▶ **The exercise**
Transcribe the whole listing below without changing a word, but leave out every image.
### Data supplied
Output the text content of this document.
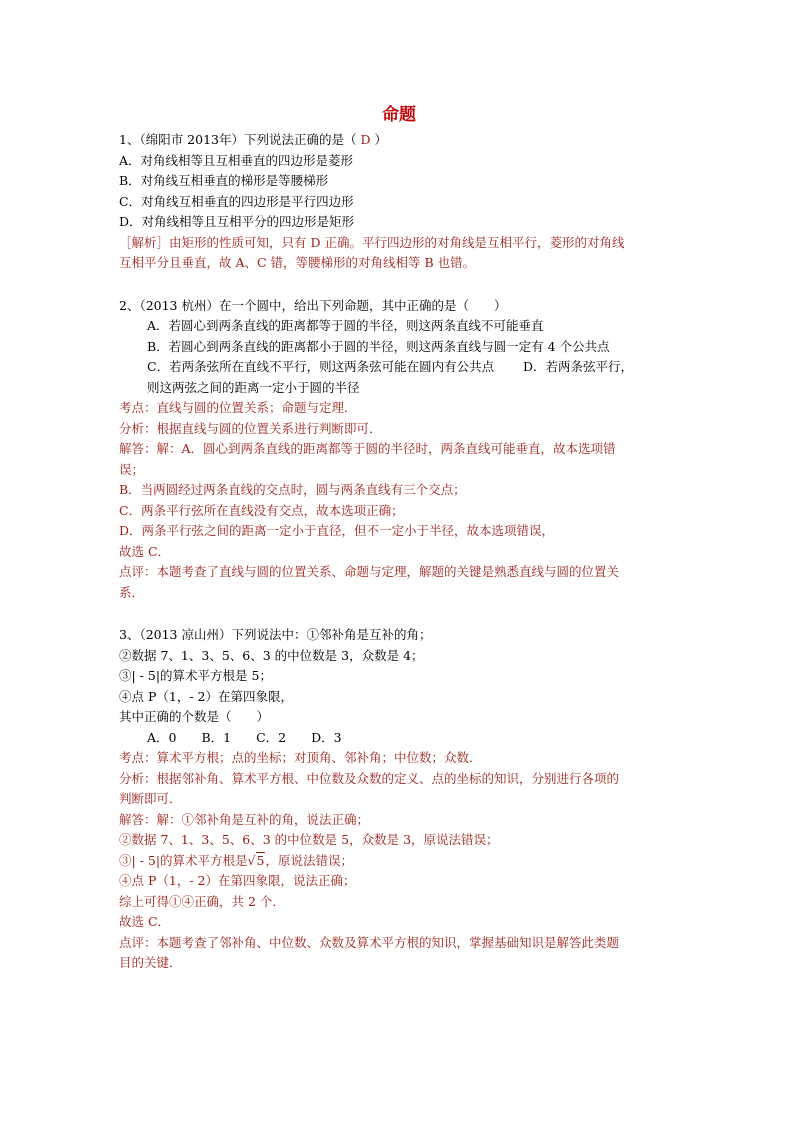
命题
1、（绵阳市 2013年）下列说法正确的是（ D ）
A．对角线相等且互相垂直的四边形是菱形
B．对角线互相垂直的梯形是等腰梯形
C．对角线互相垂直的四边形是平行四边形
D．对角线相等且互相平分的四边形是矩形
［解析］由矩形的性质可知，只有 D 正确。平行四边形的对角线是互相平行，菱形的对角线
互相平分且垂直，故 A、C 错，等腰梯形的对角线相等 B 也错。
2、（2013 杭州）在一个圆中，给出下列命题，其中正确的是（　　）
A．若圆心到两条直线的距离都等于圆的半径，则这两条直线不可能垂直
B．若圆心到两条直线的距离都小于圆的半径，则这两条直线与圆一定有 4 个公共点
C．若两条弦所在直线不平行，则这两条弦可能在圆内有公共点　　 D．若两条弦平行，
则这两弦之间的距离一定小于圆的半径
考点：直线与圆的位置关系；命题与定理．
分析：根据直线与圆的位置关系进行判断即可．
解答：解：A．圆心到两条直线的距离都等于圆的半径时，两条直线可能垂直，故本选项错
误；
B．当两圆经过两条直线的交点时，圆与两条直线有三个交点；
C．两条平行弦所在直线没有交点，故本选项正确；
D．两条平行弦之间的距离一定小于直径，但不一定小于半径，故本选项错误，
故选 C．
点评：本题考查了直线与圆的位置关系、命题与定理，解题的关键是熟悉直线与圆的位置关
系．
3、（2013 凉山州）下列说法中：①邻补角是互补的角；
②数据 7、1、3、5、6、3 的中位数是 3，众数是 4；
③| - 5|的算术平方根是 5；
④点 P（1，- 2）在第四象限，
其中正确的个数是（　　）
A．0　　B．1　　C．2　　D．3
考点：算术平方根；点的坐标；对顶角、邻补角；中位数；众数．
分析：根据邻补角、算术平方根、中位数及众数的定义、点的坐标的知识，分别进行各项的
判断即可．
解答：解：①邻补角是互补的角，说法正确；
②数据 7、1、3、5、6、3 的中位数是 5，众数是 3，原说法错误；
③| - 5|的算术平方根是√5，原说法错误；
④点 P（1，- 2）在第四象限，说法正确；
综上可得①④正确，共 2 个．
故选 C．
点评：本题考查了邻补角、中位数、众数及算术平方根的知识，掌握基础知识是解答此类题
目的关键．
######
▶ **The answer**
Output the text content of this document.
命题
1、（绵阳市 2013年）下列说法正确的是（ D ）
A．对角线相等且互相垂直的四边形是菱形
B．对角线互相垂直的梯形是等腰梯形
C．对角线互相垂直的四边形是平行四边形
D．对角线相等且互相平分的四边形是矩形
［解析］由矩形的性质可知，只有 D 正确。平行四边形的对角线是互相平行，菱形的对角线
互相平分且垂直，故 A、C 错，等腰梯形的对角线相等 B 也错。
2、（2013 杭州）在一个圆中，给出下列命题，其中正确的是（　　）
A．若圆心到两条直线的距离都等于圆的半径，则这两条直线不可能垂直
B．若圆心到两条直线的距离都小于圆的半径，则这两条直线与圆一定有 4 个公共点
C．若两条弦所在直线不平行，则这两条弦可能在圆内有公共点　　 D．若两条弦平行，
则这两弦之间的距离一定小于圆的半径
考点：直线与圆的位置关系；命题与定理．
分析：根据直线与圆的位置关系进行判断即可．
解答：解：A．圆心到两条直线的距离都等于圆的半径时，两条直线可能垂直，故本选项错
误；
B．当两圆经过两条直线的交点时，圆与两条直线有三个交点；
C．两条平行弦所在直线没有交点，故本选项正确；
D．两条平行弦之间的距离一定小于直径，但不一定小于半径，故本选项错误，
故选 C．
点评：本题考查了直线与圆的位置关系、命题与定理，解题的关键是熟悉直线与圆的位置关
系．
3、（2013 凉山州）下列说法中：①邻补角是互补的角；
②数据 7、1、3、5、6、3 的中位数是 3，众数是 4；
③| - 5|的算术平方根是 5；
④点 P（1，- 2）在第四象限，
其中正确的个数是（　　）
A．0　　B．1　　C．2　　D．3
考点：算术平方根；点的坐标；对顶角、邻补角；中位数；众数．
分析：根据邻补角、算术平方根、中位数及众数的定义、点的坐标的知识，分别进行各项的
判断即可．
解答：解：①邻补角是互补的角，说法正确；
②数据 7、1、3、5、6、3 的中位数是 5，众数是 3，原说法错误；
③| - 5|的算术平方根是√5，原说法错误；
④点 P（1，- 2）在第四象限，说法正确；
综上可得①④正确，共 2 个．
故选 C．
点评：本题考查了邻补角、中位数、众数及算术平方根的知识，掌握基础知识是解答此类题
目的关键．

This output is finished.